MATERIALS PROVIDED start
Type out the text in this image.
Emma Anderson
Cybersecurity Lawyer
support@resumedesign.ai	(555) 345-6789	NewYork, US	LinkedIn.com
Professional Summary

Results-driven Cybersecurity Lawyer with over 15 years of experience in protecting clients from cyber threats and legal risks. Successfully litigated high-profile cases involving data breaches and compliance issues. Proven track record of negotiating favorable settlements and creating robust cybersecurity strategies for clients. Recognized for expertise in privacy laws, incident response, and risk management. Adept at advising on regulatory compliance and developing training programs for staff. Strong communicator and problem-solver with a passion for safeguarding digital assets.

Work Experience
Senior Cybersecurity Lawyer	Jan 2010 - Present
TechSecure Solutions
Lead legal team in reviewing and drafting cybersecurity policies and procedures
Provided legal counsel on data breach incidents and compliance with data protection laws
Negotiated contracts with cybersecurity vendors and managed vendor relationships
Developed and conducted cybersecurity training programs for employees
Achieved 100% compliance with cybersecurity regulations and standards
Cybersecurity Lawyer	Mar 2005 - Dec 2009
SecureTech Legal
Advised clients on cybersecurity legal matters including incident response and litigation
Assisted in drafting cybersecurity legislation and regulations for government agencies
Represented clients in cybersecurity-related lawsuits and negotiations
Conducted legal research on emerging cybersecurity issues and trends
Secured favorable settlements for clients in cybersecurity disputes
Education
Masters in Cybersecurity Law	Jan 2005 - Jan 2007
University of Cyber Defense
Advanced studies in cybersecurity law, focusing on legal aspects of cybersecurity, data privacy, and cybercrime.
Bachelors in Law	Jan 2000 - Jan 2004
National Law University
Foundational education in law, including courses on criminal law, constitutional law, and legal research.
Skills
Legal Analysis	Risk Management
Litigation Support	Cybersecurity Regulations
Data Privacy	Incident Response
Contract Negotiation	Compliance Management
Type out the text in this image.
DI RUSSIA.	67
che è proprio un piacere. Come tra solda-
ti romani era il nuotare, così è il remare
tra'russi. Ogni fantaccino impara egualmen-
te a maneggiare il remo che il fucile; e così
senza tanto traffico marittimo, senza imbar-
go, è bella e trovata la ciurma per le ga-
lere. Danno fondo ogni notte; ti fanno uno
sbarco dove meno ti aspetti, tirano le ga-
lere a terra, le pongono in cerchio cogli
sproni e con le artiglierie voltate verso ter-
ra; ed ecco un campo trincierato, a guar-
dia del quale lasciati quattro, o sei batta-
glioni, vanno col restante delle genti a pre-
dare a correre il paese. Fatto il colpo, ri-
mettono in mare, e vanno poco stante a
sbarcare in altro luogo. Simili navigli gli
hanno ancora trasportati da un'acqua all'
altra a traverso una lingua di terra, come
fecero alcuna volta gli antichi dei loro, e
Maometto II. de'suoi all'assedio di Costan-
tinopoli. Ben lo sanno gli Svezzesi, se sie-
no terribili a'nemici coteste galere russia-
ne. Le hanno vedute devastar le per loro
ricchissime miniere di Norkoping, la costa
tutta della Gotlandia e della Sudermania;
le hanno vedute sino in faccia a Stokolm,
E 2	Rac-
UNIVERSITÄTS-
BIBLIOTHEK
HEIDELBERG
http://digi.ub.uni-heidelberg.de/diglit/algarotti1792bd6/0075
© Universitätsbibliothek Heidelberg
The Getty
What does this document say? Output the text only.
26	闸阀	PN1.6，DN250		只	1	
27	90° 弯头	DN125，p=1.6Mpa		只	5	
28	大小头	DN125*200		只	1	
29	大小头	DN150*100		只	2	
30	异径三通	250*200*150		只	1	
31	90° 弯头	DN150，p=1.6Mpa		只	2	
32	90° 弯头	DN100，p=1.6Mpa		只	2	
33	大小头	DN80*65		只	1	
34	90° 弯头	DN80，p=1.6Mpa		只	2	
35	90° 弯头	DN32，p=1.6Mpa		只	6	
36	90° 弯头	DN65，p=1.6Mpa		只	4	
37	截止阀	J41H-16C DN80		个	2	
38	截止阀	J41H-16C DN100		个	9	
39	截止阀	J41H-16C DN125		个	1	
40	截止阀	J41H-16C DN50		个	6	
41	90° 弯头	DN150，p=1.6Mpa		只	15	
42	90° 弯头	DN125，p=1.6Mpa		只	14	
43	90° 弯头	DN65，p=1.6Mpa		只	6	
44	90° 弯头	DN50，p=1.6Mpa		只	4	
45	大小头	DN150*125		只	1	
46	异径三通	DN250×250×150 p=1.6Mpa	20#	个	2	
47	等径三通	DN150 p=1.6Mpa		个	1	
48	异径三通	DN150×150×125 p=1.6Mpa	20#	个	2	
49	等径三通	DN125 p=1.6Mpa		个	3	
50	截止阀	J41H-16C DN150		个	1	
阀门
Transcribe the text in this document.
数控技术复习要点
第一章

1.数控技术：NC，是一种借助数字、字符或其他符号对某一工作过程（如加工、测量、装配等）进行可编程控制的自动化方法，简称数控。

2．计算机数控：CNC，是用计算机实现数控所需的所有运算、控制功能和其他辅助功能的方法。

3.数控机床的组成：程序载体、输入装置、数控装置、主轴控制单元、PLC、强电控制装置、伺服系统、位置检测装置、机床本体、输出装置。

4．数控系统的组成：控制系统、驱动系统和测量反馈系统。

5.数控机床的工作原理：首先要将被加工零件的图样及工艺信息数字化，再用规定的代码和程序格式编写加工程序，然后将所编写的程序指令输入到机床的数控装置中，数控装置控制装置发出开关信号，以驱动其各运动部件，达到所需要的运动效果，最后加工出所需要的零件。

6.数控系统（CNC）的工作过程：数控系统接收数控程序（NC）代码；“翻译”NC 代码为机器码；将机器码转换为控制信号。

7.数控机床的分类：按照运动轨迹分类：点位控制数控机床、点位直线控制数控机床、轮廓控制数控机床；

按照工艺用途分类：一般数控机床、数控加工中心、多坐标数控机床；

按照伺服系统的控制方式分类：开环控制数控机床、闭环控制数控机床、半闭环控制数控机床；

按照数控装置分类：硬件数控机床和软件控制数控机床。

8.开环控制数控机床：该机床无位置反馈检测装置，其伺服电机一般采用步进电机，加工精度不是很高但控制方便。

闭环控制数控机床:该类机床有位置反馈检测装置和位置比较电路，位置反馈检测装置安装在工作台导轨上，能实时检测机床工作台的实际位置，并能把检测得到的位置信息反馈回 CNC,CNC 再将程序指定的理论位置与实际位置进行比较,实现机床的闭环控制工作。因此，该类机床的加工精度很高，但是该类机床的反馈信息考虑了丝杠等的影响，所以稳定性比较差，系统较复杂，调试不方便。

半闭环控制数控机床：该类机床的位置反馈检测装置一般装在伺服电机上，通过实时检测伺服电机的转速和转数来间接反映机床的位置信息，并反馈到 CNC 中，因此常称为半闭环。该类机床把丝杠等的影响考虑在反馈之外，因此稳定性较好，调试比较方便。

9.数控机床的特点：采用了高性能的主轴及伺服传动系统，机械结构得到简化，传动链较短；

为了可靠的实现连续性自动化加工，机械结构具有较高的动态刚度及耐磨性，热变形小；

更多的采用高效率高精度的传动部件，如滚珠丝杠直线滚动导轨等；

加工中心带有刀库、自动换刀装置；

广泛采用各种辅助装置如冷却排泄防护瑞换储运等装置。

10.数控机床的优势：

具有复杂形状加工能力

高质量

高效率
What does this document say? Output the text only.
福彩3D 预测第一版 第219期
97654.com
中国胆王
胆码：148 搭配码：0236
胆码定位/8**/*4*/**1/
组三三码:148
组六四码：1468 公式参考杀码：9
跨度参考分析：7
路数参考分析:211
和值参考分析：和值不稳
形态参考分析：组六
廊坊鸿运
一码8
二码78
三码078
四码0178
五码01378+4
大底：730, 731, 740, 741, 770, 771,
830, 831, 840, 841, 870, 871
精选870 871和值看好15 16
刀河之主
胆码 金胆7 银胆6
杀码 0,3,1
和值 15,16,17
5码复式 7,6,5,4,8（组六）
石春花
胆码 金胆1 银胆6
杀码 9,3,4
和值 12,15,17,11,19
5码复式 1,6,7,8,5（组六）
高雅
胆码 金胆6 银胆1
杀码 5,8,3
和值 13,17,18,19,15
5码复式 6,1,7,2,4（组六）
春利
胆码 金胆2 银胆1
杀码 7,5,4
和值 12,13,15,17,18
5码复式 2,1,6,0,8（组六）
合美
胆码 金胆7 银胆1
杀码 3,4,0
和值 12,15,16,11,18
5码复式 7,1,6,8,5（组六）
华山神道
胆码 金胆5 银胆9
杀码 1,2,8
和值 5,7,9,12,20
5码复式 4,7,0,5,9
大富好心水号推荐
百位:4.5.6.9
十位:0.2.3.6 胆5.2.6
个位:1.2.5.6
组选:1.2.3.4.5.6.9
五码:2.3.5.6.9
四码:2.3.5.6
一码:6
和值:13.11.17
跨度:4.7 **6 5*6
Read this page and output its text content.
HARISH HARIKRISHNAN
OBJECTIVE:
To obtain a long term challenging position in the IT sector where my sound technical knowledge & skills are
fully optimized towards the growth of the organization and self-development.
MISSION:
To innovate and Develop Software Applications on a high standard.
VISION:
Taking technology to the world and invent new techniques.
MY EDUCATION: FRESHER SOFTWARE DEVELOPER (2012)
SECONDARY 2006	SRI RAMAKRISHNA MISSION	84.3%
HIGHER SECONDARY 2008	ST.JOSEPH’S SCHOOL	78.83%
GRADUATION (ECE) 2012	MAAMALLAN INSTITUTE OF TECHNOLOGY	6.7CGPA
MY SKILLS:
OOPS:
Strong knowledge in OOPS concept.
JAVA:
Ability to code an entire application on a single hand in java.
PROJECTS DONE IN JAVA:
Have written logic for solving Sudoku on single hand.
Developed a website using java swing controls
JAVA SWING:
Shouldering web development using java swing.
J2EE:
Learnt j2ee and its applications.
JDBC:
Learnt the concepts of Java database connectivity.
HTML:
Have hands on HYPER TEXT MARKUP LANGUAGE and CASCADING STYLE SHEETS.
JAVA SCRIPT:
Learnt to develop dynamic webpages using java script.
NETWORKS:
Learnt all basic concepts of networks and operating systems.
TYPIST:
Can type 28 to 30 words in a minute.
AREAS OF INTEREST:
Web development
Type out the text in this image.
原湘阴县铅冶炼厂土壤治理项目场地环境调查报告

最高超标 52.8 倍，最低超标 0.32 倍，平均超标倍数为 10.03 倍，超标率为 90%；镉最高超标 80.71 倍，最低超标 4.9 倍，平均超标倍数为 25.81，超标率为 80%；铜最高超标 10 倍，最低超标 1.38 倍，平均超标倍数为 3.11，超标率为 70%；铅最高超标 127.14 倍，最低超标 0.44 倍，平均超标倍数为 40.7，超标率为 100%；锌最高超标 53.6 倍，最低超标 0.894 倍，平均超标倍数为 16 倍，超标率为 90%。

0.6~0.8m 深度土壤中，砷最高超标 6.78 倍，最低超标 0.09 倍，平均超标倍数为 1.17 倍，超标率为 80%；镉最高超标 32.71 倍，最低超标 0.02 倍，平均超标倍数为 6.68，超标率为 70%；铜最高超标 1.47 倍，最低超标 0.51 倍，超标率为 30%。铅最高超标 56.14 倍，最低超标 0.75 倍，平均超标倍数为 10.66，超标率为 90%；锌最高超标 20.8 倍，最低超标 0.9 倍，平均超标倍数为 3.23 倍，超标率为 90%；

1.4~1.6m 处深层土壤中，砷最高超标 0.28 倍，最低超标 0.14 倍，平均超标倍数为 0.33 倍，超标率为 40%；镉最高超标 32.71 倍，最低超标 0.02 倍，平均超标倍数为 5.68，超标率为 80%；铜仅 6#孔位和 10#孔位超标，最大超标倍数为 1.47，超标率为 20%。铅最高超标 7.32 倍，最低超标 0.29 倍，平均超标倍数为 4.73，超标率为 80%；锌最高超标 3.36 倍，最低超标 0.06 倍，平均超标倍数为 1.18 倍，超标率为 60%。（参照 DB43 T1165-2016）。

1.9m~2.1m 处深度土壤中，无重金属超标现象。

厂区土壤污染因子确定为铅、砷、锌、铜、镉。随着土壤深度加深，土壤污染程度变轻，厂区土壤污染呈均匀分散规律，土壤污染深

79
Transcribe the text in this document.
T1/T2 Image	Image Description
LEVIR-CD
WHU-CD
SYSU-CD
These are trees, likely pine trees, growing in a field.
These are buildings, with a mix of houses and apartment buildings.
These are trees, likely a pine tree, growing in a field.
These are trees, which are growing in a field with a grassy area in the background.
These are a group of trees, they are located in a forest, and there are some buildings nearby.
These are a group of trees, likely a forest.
MATERIALS PROVIDED end
▶ _WORK INSTRUCTIONS_
Answer only with how many lines in the records include "drafting".

▶ _OUTPUT FOR THIS EXERCISE_
2